Work out the number of lines in the records that include the word "chain"; reply with that number alone.

BEGIN Dataset

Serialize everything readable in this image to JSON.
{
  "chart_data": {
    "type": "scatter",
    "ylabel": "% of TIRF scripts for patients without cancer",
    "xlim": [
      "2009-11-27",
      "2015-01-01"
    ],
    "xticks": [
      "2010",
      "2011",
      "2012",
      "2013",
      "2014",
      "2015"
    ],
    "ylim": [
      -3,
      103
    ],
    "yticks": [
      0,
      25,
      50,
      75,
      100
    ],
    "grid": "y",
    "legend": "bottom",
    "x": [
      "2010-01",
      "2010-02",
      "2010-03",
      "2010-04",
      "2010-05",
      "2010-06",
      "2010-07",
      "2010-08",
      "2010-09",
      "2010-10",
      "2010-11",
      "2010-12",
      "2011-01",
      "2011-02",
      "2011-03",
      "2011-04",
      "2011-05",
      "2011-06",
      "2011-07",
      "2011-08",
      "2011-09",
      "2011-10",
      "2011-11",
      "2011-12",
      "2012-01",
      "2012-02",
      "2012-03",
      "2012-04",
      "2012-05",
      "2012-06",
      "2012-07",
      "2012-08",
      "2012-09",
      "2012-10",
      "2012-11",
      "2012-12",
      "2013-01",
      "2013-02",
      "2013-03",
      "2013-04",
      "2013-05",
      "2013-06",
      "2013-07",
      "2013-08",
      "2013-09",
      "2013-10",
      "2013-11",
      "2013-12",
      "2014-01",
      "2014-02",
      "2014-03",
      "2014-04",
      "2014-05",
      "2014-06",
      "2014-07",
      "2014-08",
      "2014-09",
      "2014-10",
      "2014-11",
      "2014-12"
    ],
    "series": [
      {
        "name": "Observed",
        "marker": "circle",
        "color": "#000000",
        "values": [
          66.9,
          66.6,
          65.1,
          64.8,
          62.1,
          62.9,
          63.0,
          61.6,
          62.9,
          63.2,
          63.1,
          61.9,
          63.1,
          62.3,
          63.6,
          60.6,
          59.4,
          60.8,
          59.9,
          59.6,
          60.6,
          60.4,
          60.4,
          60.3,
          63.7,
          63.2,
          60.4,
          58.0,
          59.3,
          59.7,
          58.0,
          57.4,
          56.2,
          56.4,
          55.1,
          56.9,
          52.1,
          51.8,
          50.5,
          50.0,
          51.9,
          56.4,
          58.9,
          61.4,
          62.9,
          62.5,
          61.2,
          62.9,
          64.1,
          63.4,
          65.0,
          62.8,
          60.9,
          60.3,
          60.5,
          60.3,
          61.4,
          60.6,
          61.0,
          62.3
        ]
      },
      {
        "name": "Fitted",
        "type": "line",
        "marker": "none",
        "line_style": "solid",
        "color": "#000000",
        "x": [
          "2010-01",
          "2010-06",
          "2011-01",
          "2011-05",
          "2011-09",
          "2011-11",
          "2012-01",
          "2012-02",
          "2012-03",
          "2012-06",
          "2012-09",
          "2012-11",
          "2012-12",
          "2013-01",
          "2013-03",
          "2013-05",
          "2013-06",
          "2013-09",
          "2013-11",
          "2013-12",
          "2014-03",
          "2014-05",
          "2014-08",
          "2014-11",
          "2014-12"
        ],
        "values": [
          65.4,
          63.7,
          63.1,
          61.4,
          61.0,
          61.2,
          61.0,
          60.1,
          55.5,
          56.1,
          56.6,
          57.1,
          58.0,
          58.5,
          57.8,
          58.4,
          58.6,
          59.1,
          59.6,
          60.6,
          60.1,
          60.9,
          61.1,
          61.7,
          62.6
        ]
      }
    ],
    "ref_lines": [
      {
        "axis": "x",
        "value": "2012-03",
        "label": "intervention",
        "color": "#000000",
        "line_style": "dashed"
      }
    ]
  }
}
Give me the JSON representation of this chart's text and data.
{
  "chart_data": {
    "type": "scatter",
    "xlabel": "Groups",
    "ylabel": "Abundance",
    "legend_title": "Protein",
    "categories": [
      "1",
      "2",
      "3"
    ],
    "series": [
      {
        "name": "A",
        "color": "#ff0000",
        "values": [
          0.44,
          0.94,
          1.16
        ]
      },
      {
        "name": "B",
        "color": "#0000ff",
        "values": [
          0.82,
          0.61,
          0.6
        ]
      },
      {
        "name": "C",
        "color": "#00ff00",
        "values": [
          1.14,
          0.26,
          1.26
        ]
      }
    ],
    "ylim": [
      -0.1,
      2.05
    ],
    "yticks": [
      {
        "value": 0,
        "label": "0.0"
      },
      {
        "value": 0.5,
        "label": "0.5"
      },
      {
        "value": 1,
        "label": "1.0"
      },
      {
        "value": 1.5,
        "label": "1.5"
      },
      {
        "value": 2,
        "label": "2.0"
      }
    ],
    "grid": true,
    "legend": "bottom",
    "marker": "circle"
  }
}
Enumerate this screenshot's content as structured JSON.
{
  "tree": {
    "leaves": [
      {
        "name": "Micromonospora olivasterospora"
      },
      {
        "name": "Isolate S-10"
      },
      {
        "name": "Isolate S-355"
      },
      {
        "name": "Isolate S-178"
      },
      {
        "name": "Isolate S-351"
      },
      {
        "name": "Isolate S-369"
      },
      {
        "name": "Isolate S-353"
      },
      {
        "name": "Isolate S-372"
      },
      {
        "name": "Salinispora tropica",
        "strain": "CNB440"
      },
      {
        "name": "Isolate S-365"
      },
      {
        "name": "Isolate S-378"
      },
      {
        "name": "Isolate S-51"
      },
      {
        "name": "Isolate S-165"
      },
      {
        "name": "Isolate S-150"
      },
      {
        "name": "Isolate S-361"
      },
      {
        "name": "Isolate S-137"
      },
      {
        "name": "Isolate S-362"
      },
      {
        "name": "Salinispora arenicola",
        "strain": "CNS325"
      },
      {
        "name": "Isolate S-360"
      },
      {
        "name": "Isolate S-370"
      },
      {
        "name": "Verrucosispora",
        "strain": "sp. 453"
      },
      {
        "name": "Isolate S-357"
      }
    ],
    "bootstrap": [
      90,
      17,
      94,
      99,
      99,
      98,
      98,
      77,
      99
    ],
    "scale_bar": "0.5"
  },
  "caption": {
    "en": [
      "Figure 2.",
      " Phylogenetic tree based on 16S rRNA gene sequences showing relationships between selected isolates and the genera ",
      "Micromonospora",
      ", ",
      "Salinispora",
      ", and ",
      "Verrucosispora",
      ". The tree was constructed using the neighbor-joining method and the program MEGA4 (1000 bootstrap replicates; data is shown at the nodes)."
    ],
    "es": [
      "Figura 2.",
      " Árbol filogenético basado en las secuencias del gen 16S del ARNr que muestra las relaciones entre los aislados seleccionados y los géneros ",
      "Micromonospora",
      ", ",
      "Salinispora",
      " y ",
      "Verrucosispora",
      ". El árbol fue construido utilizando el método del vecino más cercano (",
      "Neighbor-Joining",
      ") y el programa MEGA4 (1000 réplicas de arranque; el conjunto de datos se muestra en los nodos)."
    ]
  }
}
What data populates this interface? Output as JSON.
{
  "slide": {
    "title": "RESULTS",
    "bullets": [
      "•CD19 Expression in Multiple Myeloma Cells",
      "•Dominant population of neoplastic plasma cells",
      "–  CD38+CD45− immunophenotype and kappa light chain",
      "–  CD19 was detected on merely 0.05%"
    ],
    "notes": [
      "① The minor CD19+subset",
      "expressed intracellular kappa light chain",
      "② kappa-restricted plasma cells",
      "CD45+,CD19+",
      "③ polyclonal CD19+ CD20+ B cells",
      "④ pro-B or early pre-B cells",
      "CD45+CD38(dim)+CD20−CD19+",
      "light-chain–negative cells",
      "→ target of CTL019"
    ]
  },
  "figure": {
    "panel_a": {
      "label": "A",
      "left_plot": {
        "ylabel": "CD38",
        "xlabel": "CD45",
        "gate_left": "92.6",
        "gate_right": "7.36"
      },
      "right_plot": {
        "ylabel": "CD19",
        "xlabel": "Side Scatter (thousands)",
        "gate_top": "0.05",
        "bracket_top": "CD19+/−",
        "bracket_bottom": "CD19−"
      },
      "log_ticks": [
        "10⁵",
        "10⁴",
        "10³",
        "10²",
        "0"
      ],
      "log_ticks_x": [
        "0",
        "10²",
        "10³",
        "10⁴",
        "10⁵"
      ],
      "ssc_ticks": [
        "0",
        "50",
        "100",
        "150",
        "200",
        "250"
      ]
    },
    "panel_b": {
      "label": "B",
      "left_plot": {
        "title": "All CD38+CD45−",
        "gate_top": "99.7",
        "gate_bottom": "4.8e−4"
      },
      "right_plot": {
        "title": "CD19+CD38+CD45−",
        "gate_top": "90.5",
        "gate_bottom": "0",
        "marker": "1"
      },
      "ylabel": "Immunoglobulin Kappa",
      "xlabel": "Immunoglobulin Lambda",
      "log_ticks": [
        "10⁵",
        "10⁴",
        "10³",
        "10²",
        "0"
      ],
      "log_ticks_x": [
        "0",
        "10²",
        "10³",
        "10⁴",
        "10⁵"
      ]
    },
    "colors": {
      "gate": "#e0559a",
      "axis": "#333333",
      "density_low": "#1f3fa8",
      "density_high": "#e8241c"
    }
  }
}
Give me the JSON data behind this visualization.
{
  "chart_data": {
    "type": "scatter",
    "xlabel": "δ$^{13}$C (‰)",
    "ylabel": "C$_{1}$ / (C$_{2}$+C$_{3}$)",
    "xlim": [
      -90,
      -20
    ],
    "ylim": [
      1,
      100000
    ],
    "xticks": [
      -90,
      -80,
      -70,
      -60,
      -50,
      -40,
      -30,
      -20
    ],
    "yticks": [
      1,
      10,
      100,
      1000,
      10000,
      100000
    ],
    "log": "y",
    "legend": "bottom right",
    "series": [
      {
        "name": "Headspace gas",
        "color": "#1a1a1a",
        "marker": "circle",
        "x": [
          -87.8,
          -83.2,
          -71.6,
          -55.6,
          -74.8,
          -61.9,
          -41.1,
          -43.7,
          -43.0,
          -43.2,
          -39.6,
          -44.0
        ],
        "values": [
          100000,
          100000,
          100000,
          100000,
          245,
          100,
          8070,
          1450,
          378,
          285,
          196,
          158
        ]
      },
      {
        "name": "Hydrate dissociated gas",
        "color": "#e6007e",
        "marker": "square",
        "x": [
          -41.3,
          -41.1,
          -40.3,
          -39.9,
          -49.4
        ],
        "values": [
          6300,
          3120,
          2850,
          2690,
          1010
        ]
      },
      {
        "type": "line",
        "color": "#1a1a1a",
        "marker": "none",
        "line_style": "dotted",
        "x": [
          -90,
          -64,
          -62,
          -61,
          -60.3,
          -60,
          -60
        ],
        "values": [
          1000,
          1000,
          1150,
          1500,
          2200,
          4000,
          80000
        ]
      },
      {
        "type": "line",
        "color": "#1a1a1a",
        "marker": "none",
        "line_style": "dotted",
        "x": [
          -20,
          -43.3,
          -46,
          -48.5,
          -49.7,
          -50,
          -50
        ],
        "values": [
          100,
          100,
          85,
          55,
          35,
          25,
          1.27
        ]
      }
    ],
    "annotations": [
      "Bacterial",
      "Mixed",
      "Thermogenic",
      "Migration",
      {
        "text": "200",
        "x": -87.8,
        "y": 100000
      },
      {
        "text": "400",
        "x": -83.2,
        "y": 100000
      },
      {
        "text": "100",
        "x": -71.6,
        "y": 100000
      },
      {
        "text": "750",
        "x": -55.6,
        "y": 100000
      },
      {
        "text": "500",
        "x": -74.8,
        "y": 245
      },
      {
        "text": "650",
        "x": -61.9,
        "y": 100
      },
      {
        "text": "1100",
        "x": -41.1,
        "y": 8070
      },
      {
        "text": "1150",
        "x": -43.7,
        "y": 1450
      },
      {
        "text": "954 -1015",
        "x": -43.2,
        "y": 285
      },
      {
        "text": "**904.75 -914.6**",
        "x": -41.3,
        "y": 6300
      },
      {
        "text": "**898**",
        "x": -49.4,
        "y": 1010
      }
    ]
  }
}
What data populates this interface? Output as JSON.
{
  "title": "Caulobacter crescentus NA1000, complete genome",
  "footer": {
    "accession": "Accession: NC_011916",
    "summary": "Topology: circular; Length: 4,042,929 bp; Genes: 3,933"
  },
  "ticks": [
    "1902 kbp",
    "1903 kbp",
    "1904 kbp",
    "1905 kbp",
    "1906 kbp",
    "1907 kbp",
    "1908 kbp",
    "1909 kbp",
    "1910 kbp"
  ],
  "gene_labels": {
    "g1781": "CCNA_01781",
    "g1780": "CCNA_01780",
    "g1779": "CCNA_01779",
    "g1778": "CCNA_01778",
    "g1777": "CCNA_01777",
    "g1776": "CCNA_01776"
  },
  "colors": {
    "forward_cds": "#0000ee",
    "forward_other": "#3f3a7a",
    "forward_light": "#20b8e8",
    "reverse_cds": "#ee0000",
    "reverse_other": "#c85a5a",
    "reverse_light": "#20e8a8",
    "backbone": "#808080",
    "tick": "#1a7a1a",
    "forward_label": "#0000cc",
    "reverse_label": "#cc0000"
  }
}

END Dataset

## Task output
3